Given task:
Under this task are some entries; return every one of them exactly.

Dataset records:
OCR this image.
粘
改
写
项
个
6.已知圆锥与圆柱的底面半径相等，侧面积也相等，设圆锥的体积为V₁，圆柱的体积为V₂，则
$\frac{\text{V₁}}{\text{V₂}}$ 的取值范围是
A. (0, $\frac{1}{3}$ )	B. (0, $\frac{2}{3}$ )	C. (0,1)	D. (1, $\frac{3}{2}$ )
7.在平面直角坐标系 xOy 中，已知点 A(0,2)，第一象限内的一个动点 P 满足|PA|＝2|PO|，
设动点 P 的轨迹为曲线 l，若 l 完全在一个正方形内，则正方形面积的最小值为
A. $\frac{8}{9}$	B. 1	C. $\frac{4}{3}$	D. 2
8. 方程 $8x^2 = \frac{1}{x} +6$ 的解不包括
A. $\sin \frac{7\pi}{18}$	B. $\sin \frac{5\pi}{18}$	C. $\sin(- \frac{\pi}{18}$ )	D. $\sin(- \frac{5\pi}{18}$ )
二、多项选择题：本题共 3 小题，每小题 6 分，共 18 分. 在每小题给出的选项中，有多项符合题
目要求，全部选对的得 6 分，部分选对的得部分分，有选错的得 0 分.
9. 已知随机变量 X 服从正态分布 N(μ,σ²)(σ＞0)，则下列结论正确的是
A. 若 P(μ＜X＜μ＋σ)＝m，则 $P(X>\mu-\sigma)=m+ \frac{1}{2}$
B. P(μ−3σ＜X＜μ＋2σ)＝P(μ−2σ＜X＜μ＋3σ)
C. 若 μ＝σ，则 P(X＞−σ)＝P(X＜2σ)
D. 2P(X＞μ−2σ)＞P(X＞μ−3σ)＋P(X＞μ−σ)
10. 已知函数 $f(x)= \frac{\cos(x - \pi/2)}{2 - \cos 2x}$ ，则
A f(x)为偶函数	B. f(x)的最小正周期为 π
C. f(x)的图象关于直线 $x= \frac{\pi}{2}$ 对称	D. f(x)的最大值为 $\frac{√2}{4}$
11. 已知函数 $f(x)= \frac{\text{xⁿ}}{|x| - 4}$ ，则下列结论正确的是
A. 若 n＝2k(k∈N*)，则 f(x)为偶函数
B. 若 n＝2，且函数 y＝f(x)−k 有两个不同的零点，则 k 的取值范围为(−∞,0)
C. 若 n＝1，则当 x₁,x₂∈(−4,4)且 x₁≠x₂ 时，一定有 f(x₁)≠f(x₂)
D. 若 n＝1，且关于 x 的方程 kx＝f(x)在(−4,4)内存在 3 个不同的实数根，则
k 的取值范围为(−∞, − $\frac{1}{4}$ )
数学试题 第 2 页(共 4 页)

Exercise solution:
OCR this image.
粘
改
写
项
个
6.已知圆锥与圆柱的底面半径相等，侧面积也相等，设圆锥的体积为V₁，圆柱的体积为V₂，则
$\frac{\text{V₁}}{\text{V₂}}$ 的取值范围是
A. (0, $\frac{1}{3}$ )	B. (0, $\frac{2}{3}$ )	C. (0,1)	D. (1, $\frac{3}{2}$ )
7.在平面直角坐标系 xOy 中，已知点 A(0,2)，第一象限内的一个动点 P 满足|PA|＝2|PO|，
设动点 P 的轨迹为曲线 l，若 l 完全在一个正方形内，则正方形面积的最小值为
A. $\frac{8}{9}$	B. 1	C. $\frac{4}{3}$	D. 2
8. 方程 $8x^2 = \frac{1}{x} +6$ 的解不包括
A. $\sin \frac{7\pi}{18}$	B. $\sin \frac{5\pi}{18}$	C. $\sin(- \frac{\pi}{18}$ )	D. $\sin(- \frac{5\pi}{18}$ )
二、多项选择题：本题共 3 小题，每小题 6 分，共 18 分. 在每小题给出的选项中，有多项符合题
目要求，全部选对的得 6 分，部分选对的得部分分，有选错的得 0 分.
9. 已知随机变量 X 服从正态分布 N(μ,σ²)(σ＞0)，则下列结论正确的是
A. 若 P(μ＜X＜μ＋σ)＝m，则 $P(X>\mu-\sigma)=m+ \frac{1}{2}$
B. P(μ−3σ＜X＜μ＋2σ)＝P(μ−2σ＜X＜μ＋3σ)
C. 若 μ＝σ，则 P(X＞−σ)＝P(X＜2σ)
D. 2P(X＞μ−2σ)＞P(X＞μ−3σ)＋P(X＞μ−σ)
10. 已知函数 $f(x)= \frac{\cos(x - \pi/2)}{2 - \cos 2x}$ ，则
A f(x)为偶函数	B. f(x)的最小正周期为 π
C. f(x)的图象关于直线 $x= \frac{\pi}{2}$ 对称	D. f(x)的最大值为 $\frac{√2}{4}$
11. 已知函数 $f(x)= \frac{\text{xⁿ}}{|x| - 4}$ ，则下列结论正确的是
A. 若 n＝2k(k∈N*)，则 f(x)为偶函数
B. 若 n＝2，且函数 y＝f(x)−k 有两个不同的零点，则 k 的取值范围为(−∞,0)
C. 若 n＝1，则当 x₁,x₂∈(−4,4)且 x₁≠x₂ 时，一定有 f(x₁)≠f(x₂)
D. 若 n＝1，且关于 x 的方程 kx＝f(x)在(−4,4)内存在 3 个不同的实数根，则
k 的取值范围为(−∞, − $\frac{1}{4}$ )
数学试题 第 2 页(共 4 页)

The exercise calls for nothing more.